CHALLENGE: Your task is to repeat the entries exactly. Leave the pictures out.

# Start of ENTRIES

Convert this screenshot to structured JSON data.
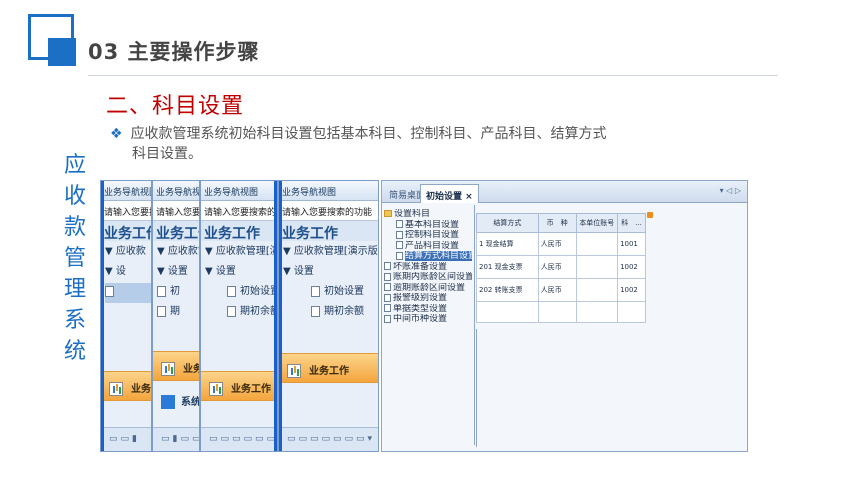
{
  "header": {
    "title": "03  主要操作步骤"
  },
  "section": {
    "title": "二、科目设置",
    "bullet_line1": "应收款管理系统初始科目设置包括基本科目、控制科目、产品科目、结算方式",
    "bullet_line2": "科目设置。"
  },
  "side_title": [
    "应",
    "收",
    "款",
    "管",
    "理",
    "系",
    "统"
  ],
  "panels": [
    {
      "title": "业务导航视图",
      "search": "请输入您要搜",
      "head": "业务工作",
      "tree": [
        "▼  应收款",
        "▼  设",
        "",
        ""
      ],
      "orange": "业务",
      "lower": "",
      "toolbar": "▭▭▮"
    },
    {
      "title": "业务导航视图",
      "search": "请输入您要搜索的",
      "head": "业务工作",
      "tree": [
        "▼  应收款管",
        "▼  设置",
        "初",
        "期"
      ],
      "orange": "业务工",
      "lower": "系统服",
      "toolbar": "▭▮▭▭"
    },
    {
      "title": "业务导航视图",
      "search": "请输入您要搜索的功能",
      "head": "业务工作",
      "tree": [
        "▼  应收款管理[演示",
        "▼  设置",
        "初始设置",
        "期初余额"
      ],
      "orange": "业务工作",
      "lower": "",
      "toolbar": "▭▭▭▭▭▭"
    },
    {
      "title": "业务导航视图",
      "search": "请输入您要搜索的功能",
      "head": "业务工作",
      "tree": [
        "▼  应收款管理[演示版]",
        "▼  设置",
        "初始设置",
        "期初余额"
      ],
      "orange": "业务工作",
      "lower": "",
      "toolbar": "▭▭▭▭▭▭▭▾"
    }
  ],
  "right": {
    "tabs": [
      "简易桌面",
      "初始设置"
    ],
    "close": "×",
    "ctrl": "▾ ◁ ▷",
    "tree": [
      {
        "label": "设置科目",
        "type": "folder",
        "indent": 0
      },
      {
        "label": "基本科目设置",
        "type": "doc",
        "indent": 1
      },
      {
        "label": "控制科目设置",
        "type": "doc",
        "indent": 1
      },
      {
        "label": "产品科目设置",
        "type": "doc",
        "indent": 1
      },
      {
        "label": "结算方式科目设置",
        "type": "doc",
        "indent": 1,
        "selected": true
      },
      {
        "label": "坏账准备设置",
        "type": "doc",
        "indent": 0
      },
      {
        "label": "账期内账龄区间设置",
        "type": "doc",
        "indent": 0
      },
      {
        "label": "逾期账龄区间设置",
        "type": "doc",
        "indent": 0
      },
      {
        "label": "报警级别设置",
        "type": "doc",
        "indent": 0
      },
      {
        "label": "单据类型设置",
        "type": "doc",
        "indent": 0
      },
      {
        "label": "中间币种设置",
        "type": "doc",
        "indent": 0
      }
    ],
    "grid": {
      "headers": [
        "结算方式",
        "币　种",
        "本单位账号",
        "科　..."
      ],
      "rows": [
        [
          "1  现金结算",
          "人民币",
          "",
          "1001"
        ],
        [
          "201  现金支票",
          "人民币",
          "",
          "1002"
        ],
        [
          "202  转账支票",
          "人民币",
          "",
          "1002"
        ]
      ]
    }
  }
}
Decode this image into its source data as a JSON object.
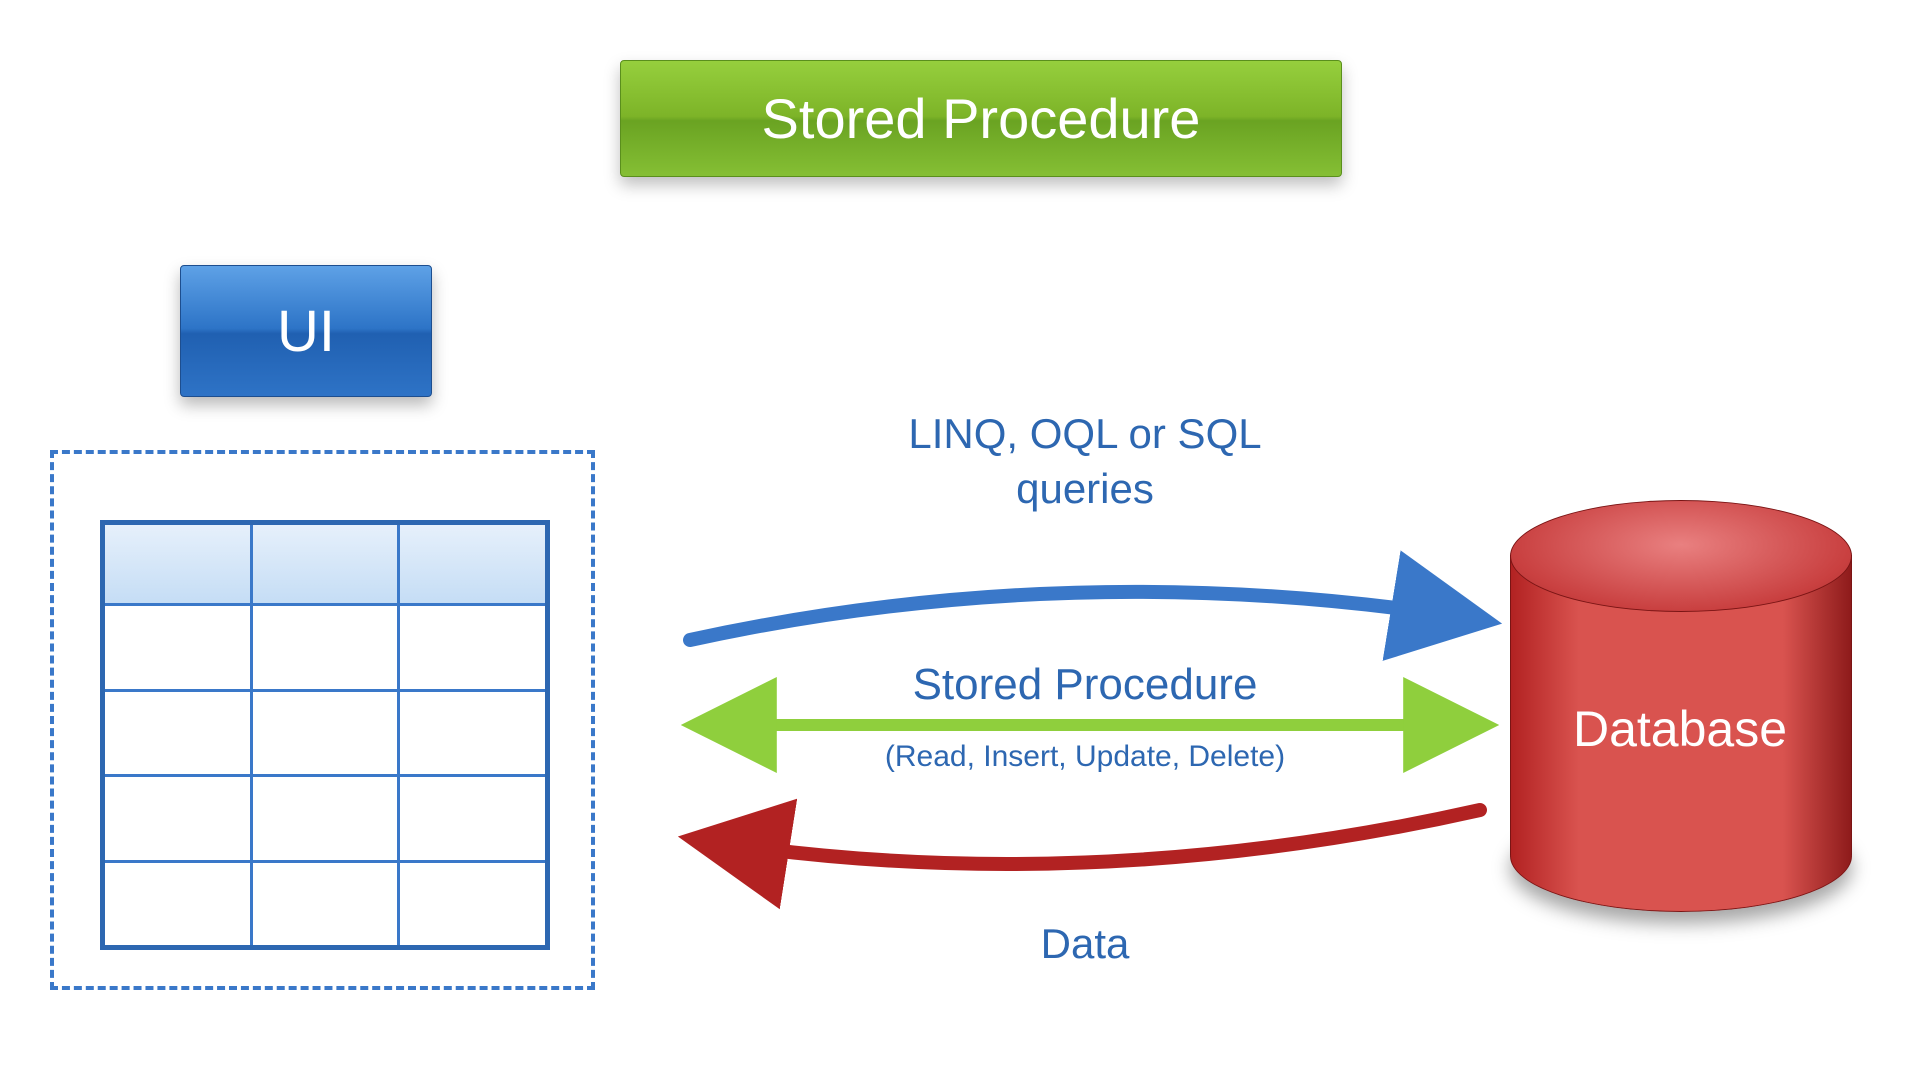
{
  "title": "Stored Procedure",
  "ui_label": "UI",
  "database_label": "Database",
  "arrows": {
    "queries_line1": "LINQ, OQL or SQL",
    "queries_line2": "queries",
    "stored_procedure": "Stored Procedure",
    "stored_procedure_sub": "(Read, Insert, Update, Delete)",
    "data": "Data"
  },
  "colors": {
    "title_bg": "#7db428",
    "ui_bg": "#2d74c7",
    "query_arrow": "#3a78c9",
    "sp_arrow": "#8fcf3d",
    "data_arrow": "#b22222",
    "database": "#c94040",
    "text": "#2d67b1"
  },
  "grid": {
    "columns": 3,
    "header_rows": 1,
    "body_rows": 4
  }
}
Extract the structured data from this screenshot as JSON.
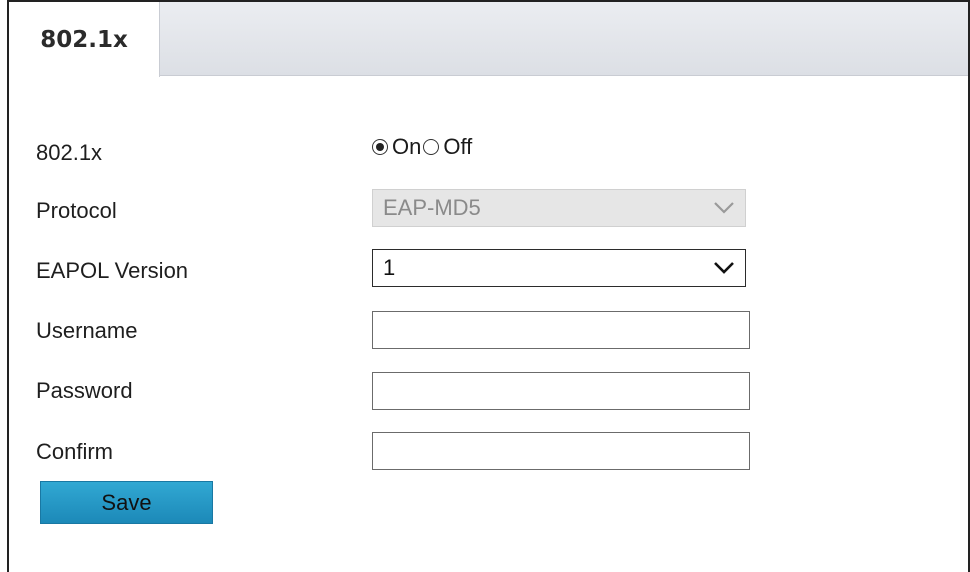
{
  "tab": {
    "label": "802.1x"
  },
  "form": {
    "enable": {
      "label": "802.1x",
      "options": {
        "on": "On",
        "off": "Off"
      },
      "selected": "On"
    },
    "protocol": {
      "label": "Protocol",
      "value": "EAP-MD5",
      "disabled": true
    },
    "eapol_version": {
      "label": "EAPOL Version",
      "value": "1"
    },
    "username": {
      "label": "Username",
      "value": ""
    },
    "password": {
      "label": "Password",
      "value": ""
    },
    "confirm": {
      "label": "Confirm",
      "value": ""
    }
  },
  "actions": {
    "save_label": "Save"
  },
  "colors": {
    "save_button": "#1c89b8",
    "disabled_select": "#e6e6e6",
    "tab_bar": "#dcdfe5"
  },
  "icons": {
    "select_arrow": "chevron-down-icon"
  }
}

# End of ENTRIES

TASK RESULT:
Convert this screenshot to structured JSON data.
{
  "header": {
    "title": "03  主要操作步骤"
  },
  "section": {
    "title": "二、科目设置",
    "bullet_line1": "应收款管理系统初始科目设置包括基本科目、控制科目、产品科目、结算方式",
    "bullet_line2": "科目设置。"
  },
  "side_title": [
    "应",
    "收",
    "款",
    "管",
    "理",
    "系",
    "统"
  ],
  "panels": [
    {
      "title": "业务导航视图",
      "search": "请输入您要搜",
      "head": "业务工作",
      "tree": [
        "▼  应收款",
        "▼  设",
        "",
        ""
      ],
      "orange": "业务",
      "lower": "",
      "toolbar": "▭▭▮"
    },
    {
      "title": "业务导航视图",
      "search": "请输入您要搜索的",
      "head": "业务工作",
      "tree": [
        "▼  应收款管",
        "▼  设置",
        "初",
        "期"
      ],
      "orange": "业务工",
      "lower": "系统服",
      "toolbar": "▭▮▭▭"
    },
    {
      "title": "业务导航视图",
      "search": "请输入您要搜索的功能",
      "head": "业务工作",
      "tree": [
        "▼  应收款管理[演示",
        "▼  设置",
        "初始设置",
        "期初余额"
      ],
      "orange": "业务工作",
      "lower": "",
      "toolbar": "▭▭▭▭▭▭"
    },
    {
      "title": "业务导航视图",
      "search": "请输入您要搜索的功能",
      "head": "业务工作",
      "tree": [
        "▼  应收款管理[演示版]",
        "▼  设置",
        "初始设置",
        "期初余额"
      ],
      "orange": "业务工作",
      "lower": "",
      "toolbar": "▭▭▭▭▭▭▭▾"
    }
  ],
  "right": {
    "tabs": [
      "简易桌面",
      "初始设置"
    ],
    "close": "×",
    "ctrl": "▾ ◁ ▷",
    "tree": [
      {
        "label": "设置科目",
        "type": "folder",
        "indent": 0
      },
      {
        "label": "基本科目设置",
        "type": "doc",
        "indent": 1
      },
      {
        "label": "控制科目设置",
        "type": "doc",
        "indent": 1
      },
      {
        "label": "产品科目设置",
        "type": "doc",
        "indent": 1
      },
      {
        "label": "结算方式科目设置",
        "type": "doc",
        "indent": 1,
        "selected": true
      },
      {
        "label": "坏账准备设置",
        "type": "doc",
        "indent": 0
      },
      {
        "label": "账期内账龄区间设置",
        "type": "doc",
        "indent": 0
      },
      {
        "label": "逾期账龄区间设置",
        "type": "doc",
        "indent": 0
      },
      {
        "label": "报警级别设置",
        "type": "doc",
        "indent": 0
      },
      {
        "label": "单据类型设置",
        "type": "doc",
        "indent": 0
      },
      {
        "label": "中间币种设置",
        "type": "doc",
        "indent": 0
      }
    ],
    "grid": {
      "headers": [
        "结算方式",
        "币　种",
        "本单位账号",
        "科　..."
      ],
      "rows": [
        [
          "1  现金结算",
          "人民币",
          "",
          "1001"
        ],
        [
          "201  现金支票",
          "人民币",
          "",
          "1002"
        ],
        [
          "202  转账支票",
          "人民币",
          "",
          "1002"
        ]
      ]
    }
  }
}
Decode this image into its source data as a JSON object.
{
  "title": "Stored Procedure",
  "ui_label": "UI",
  "database_label": "Database",
  "arrows": {
    "queries_line1": "LINQ, OQL or SQL",
    "queries_line2": "queries",
    "stored_procedure": "Stored Procedure",
    "stored_procedure_sub": "(Read, Insert, Update, Delete)",
    "data": "Data"
  },
  "colors": {
    "title_bg": "#7db428",
    "ui_bg": "#2d74c7",
    "query_arrow": "#3a78c9",
    "sp_arrow": "#8fcf3d",
    "data_arrow": "#b22222",
    "database": "#c94040",
    "text": "#2d67b1"
  },
  "grid": {
    "columns": 3,
    "header_rows": 1,
    "body_rows": 4
  }
}
Extract the structured data from this screenshot as JSON.
{
  "tab": {
    "label": "802.1x"
  },
  "form": {
    "enable": {
      "label": "802.1x",
      "options": {
        "on": "On",
        "off": "Off"
      },
      "selected": "On"
    },
    "protocol": {
      "label": "Protocol",
      "value": "EAP-MD5",
      "disabled": true
    },
    "eapol_version": {
      "label": "EAPOL Version",
      "value": "1"
    },
    "username": {
      "label": "Username",
      "value": ""
    },
    "password": {
      "label": "Password",
      "value": ""
    },
    "confirm": {
      "label": "Confirm",
      "value": ""
    }
  },
  "actions": {
    "save_label": "Save"
  },
  "colors": {
    "save_button": "#1c89b8",
    "disabled_select": "#e6e6e6",
    "tab_bar": "#dcdfe5"
  },
  "icons": {
    "select_arrow": "chevron-down-icon"
  }
}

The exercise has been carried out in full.